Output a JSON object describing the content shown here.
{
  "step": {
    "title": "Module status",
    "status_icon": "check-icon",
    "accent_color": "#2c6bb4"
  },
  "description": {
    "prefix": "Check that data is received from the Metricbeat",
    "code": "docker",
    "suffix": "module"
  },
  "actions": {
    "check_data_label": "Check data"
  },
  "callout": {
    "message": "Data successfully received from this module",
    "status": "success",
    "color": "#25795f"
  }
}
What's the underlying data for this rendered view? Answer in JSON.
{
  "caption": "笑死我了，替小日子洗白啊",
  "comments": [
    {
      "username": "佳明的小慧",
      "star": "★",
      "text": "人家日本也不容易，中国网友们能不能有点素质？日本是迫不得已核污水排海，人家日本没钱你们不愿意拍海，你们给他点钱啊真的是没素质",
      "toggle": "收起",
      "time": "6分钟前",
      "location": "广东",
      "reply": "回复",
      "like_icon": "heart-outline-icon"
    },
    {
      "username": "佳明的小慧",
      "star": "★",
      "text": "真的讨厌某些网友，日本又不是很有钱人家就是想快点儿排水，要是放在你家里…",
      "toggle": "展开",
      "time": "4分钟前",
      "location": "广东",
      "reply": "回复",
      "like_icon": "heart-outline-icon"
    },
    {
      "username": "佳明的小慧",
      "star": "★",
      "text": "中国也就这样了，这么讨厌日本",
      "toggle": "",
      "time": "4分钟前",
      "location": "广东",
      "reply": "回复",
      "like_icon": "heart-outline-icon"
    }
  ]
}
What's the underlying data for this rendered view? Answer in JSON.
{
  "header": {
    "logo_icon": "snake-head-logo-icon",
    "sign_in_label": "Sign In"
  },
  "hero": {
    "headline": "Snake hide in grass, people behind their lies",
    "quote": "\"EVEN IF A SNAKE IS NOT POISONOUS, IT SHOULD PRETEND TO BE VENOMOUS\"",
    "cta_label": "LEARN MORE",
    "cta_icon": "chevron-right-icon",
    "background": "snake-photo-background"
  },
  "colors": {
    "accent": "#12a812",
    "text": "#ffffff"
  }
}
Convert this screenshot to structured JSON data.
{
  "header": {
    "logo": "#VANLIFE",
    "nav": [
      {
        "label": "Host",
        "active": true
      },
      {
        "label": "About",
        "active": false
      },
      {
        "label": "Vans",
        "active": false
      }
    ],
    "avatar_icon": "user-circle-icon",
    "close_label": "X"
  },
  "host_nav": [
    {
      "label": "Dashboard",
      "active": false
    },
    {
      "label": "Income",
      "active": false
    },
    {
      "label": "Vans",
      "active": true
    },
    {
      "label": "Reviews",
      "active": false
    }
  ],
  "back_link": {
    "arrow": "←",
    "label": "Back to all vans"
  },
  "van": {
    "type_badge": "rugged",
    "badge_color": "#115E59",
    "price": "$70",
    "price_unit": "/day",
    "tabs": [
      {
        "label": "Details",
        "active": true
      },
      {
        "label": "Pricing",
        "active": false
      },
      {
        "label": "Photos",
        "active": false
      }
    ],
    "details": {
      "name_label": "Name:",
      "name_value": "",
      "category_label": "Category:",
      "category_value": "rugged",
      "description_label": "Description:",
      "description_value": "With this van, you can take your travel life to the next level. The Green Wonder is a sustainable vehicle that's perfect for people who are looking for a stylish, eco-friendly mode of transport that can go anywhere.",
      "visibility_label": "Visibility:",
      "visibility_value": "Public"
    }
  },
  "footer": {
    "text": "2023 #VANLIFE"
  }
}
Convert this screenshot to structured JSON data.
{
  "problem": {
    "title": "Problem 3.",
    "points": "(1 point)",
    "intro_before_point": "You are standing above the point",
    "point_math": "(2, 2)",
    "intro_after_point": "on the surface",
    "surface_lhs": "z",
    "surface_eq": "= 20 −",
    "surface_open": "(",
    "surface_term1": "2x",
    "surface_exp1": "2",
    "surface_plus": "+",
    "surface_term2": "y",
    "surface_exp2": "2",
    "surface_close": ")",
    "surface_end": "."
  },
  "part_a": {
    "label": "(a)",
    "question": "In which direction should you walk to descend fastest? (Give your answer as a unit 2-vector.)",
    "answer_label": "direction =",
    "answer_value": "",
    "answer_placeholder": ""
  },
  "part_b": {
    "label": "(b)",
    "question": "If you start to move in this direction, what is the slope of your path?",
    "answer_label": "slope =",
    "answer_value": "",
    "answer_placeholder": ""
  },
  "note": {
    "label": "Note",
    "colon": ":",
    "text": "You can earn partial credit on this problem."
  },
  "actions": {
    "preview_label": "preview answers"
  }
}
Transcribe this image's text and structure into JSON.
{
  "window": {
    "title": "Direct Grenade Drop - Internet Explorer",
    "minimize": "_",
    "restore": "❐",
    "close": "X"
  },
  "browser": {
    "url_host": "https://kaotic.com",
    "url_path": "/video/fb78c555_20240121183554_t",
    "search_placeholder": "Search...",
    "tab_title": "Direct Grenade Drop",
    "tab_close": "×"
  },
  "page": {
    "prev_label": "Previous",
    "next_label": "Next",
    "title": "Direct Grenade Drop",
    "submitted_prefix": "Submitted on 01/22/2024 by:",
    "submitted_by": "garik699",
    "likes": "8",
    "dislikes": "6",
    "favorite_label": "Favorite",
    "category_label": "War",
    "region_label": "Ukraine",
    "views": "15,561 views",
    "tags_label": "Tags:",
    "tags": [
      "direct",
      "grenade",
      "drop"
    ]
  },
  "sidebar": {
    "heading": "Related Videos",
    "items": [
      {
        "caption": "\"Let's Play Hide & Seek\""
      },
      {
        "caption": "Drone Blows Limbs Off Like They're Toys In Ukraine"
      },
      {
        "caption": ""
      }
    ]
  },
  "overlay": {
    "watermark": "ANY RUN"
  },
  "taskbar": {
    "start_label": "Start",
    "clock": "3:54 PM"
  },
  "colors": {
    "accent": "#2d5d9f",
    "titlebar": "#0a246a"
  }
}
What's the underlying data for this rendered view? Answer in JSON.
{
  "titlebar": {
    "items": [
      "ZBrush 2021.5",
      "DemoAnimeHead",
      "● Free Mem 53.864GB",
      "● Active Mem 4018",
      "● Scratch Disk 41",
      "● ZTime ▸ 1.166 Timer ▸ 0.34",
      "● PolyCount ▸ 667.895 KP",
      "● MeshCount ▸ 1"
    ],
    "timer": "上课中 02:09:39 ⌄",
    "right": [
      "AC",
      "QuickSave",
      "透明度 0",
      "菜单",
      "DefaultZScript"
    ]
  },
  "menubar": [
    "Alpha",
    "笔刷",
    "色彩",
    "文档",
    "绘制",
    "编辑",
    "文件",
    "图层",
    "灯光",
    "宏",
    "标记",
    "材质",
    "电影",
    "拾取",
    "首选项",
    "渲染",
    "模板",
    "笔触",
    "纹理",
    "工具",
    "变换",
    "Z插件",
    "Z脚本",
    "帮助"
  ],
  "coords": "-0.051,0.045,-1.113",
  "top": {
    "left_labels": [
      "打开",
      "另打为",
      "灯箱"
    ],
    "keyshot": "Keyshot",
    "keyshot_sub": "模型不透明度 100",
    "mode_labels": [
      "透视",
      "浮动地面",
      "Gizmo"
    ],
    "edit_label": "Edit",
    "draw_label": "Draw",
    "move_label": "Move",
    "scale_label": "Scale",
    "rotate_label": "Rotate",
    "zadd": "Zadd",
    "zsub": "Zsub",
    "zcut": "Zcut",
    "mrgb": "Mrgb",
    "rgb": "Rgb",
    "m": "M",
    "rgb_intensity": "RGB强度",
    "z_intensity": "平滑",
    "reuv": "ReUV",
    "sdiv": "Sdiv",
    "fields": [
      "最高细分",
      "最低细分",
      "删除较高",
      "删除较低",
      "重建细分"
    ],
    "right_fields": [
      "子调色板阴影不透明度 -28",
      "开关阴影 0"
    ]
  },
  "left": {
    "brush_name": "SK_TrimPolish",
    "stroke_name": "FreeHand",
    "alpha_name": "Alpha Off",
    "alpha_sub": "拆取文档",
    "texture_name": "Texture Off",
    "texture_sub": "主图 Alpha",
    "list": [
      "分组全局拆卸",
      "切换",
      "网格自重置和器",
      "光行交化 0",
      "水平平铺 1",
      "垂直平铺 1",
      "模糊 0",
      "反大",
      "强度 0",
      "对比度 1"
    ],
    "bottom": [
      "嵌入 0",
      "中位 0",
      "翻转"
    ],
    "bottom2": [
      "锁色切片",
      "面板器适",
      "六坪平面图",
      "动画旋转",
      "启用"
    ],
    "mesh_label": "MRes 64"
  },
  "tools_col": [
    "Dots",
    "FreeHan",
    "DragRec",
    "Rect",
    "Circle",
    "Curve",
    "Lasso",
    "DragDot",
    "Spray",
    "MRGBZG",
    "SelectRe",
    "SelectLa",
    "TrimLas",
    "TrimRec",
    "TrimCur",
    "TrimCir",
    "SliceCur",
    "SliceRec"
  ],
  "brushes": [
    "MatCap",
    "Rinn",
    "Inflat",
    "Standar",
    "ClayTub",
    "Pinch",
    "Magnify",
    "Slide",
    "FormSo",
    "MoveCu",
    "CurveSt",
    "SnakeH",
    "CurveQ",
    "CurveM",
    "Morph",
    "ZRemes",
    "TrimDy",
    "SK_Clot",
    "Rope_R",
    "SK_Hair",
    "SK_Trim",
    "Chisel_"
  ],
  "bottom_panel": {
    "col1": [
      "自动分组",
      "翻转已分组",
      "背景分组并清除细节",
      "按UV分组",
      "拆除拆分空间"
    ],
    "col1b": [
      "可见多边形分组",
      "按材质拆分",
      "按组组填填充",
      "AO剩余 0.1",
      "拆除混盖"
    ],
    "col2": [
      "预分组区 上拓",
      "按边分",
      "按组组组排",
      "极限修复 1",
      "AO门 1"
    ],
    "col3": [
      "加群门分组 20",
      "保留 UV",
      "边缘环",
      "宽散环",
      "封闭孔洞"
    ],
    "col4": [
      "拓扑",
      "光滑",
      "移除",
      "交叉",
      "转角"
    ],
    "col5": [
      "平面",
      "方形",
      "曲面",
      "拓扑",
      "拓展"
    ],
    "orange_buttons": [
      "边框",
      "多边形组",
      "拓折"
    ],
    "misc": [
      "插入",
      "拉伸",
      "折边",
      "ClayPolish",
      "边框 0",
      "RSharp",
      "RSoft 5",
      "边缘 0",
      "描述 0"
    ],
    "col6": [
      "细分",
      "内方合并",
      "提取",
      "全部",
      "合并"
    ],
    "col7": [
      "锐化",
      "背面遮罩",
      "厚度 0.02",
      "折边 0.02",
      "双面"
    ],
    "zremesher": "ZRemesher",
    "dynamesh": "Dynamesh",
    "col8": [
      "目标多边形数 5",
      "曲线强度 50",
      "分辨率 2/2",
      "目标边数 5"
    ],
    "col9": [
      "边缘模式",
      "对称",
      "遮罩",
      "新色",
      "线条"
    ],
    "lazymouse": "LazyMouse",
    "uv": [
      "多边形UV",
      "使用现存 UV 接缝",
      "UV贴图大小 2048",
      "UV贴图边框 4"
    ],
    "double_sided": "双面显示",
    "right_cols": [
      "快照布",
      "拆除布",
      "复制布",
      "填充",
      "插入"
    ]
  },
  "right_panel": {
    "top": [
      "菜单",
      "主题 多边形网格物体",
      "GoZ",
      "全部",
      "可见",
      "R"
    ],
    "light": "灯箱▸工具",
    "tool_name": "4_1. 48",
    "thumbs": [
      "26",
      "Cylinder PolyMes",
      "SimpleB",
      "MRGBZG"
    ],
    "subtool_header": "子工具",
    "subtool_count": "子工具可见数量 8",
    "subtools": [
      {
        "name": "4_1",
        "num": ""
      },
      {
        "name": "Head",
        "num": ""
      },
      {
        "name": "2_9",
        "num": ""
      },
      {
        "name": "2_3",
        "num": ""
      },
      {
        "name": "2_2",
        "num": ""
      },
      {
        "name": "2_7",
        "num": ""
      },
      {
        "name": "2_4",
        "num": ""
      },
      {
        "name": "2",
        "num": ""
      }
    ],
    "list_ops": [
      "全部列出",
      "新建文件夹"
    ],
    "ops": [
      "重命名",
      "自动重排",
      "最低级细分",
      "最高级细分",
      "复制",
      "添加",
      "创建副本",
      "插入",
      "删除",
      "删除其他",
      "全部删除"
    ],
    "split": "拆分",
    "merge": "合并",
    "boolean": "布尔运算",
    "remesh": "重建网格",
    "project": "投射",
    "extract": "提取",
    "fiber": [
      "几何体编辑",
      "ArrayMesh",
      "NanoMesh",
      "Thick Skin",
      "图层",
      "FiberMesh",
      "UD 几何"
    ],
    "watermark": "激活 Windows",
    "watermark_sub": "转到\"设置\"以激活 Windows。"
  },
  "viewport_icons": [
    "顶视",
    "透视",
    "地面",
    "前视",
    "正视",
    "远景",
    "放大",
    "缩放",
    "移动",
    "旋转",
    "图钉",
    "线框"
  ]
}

### EXERCISE BRIEF
Scan the listing above and copy all lines containing the word "Ukraine".

### RESPONSE TO THE EXERCISE
    "region_label": "Ukraine",
        "caption": "Drone Blows Limbs Off Like They're Toys In Ukraine"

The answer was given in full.